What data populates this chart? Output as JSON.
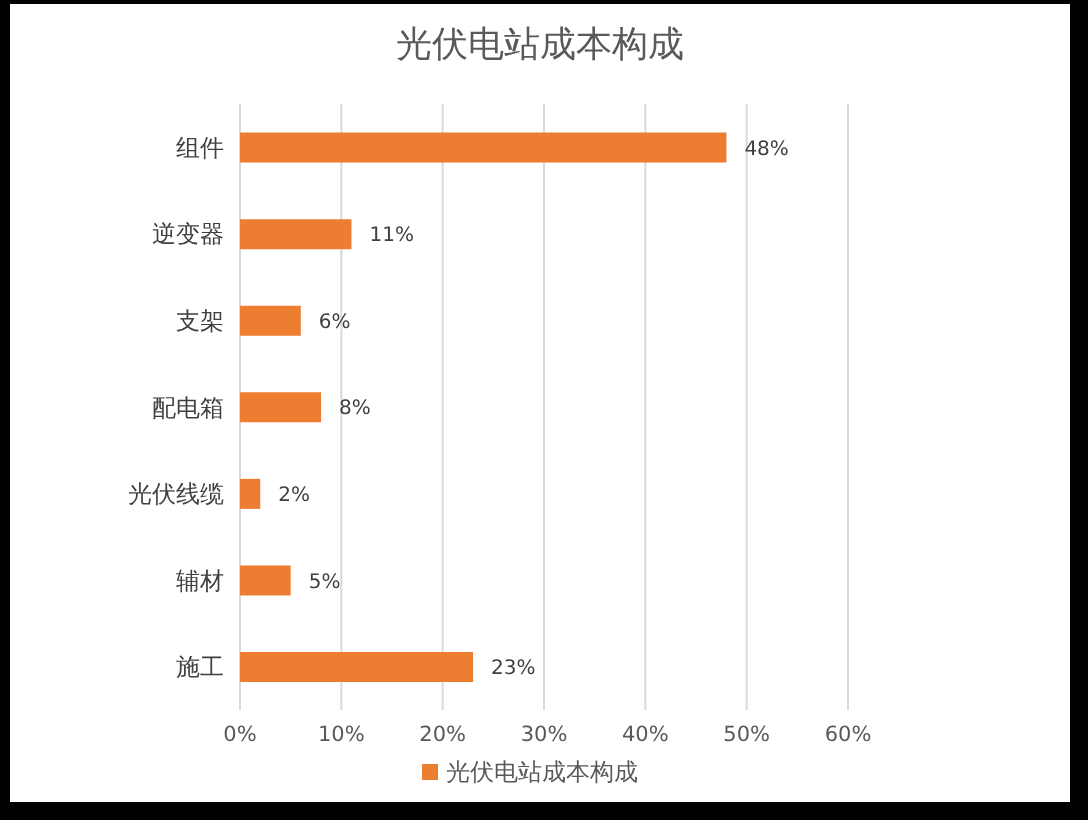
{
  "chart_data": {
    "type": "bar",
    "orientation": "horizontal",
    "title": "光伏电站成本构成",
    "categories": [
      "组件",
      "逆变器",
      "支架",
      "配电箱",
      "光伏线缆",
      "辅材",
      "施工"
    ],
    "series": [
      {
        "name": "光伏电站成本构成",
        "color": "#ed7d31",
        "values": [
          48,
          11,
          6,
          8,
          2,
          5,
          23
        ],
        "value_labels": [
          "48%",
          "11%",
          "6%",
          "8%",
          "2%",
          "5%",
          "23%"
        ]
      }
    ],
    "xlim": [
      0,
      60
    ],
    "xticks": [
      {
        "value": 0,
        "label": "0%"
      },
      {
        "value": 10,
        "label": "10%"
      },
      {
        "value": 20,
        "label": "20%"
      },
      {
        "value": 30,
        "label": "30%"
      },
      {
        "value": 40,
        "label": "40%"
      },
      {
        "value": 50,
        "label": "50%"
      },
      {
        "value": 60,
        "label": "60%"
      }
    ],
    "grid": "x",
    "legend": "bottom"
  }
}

...

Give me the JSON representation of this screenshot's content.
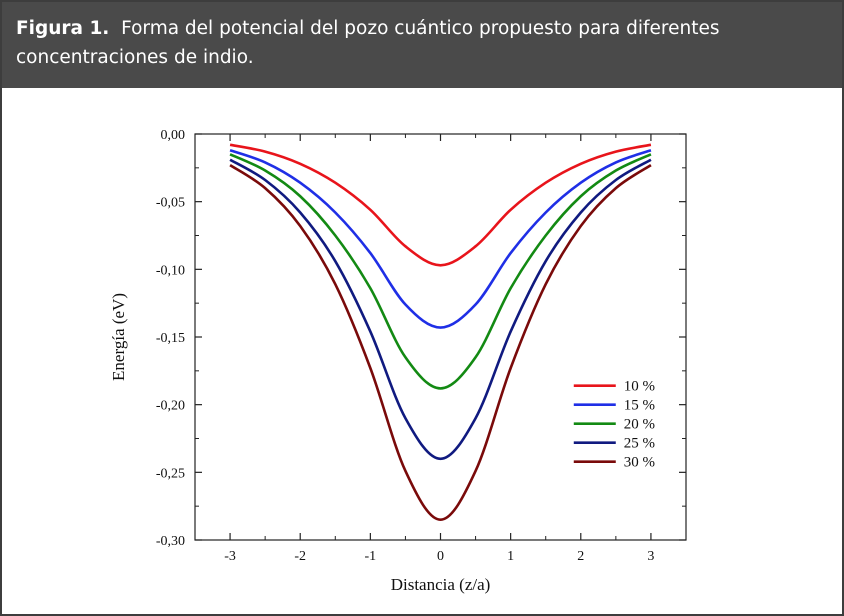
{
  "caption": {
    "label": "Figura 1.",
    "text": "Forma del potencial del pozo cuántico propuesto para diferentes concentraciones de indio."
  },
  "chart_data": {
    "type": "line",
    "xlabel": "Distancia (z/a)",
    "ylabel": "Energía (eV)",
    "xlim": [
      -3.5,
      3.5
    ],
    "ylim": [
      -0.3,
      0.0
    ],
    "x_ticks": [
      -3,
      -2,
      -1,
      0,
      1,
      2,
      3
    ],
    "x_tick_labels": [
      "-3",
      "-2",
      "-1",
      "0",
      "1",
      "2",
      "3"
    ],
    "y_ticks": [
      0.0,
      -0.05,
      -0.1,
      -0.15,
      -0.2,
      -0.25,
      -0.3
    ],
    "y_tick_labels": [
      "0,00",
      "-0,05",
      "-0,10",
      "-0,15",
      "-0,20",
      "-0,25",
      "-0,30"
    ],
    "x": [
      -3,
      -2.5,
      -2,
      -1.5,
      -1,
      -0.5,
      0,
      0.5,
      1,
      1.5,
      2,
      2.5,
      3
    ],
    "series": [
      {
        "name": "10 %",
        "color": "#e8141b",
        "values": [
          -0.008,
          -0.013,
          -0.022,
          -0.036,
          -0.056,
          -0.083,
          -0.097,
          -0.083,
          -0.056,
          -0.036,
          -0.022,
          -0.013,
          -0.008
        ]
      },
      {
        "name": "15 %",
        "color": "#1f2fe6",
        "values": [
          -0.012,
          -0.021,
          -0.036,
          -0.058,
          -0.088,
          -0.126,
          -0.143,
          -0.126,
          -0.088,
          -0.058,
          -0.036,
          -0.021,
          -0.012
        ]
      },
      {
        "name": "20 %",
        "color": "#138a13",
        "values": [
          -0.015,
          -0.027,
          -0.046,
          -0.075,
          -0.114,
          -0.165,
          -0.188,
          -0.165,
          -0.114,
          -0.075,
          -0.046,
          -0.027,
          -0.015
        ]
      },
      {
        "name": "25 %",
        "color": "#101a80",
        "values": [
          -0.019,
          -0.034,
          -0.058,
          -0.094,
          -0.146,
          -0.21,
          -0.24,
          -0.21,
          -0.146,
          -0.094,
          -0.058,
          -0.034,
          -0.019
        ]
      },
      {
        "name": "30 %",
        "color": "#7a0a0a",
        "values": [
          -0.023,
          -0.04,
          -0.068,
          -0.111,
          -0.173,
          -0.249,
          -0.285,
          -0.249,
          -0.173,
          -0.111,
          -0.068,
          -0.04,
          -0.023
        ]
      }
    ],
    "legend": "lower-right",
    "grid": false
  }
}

▸ EXERCISE
Pull out each line containing the word "name" and copy it.

▸ RESPONSE TO THIS EXERCISE
        "name": "光伏电站成本构成",
        "name": "10 %",
        "name": "15 %",
        "name": "20 %",
        "name": "25 %",
        "name": "30 %",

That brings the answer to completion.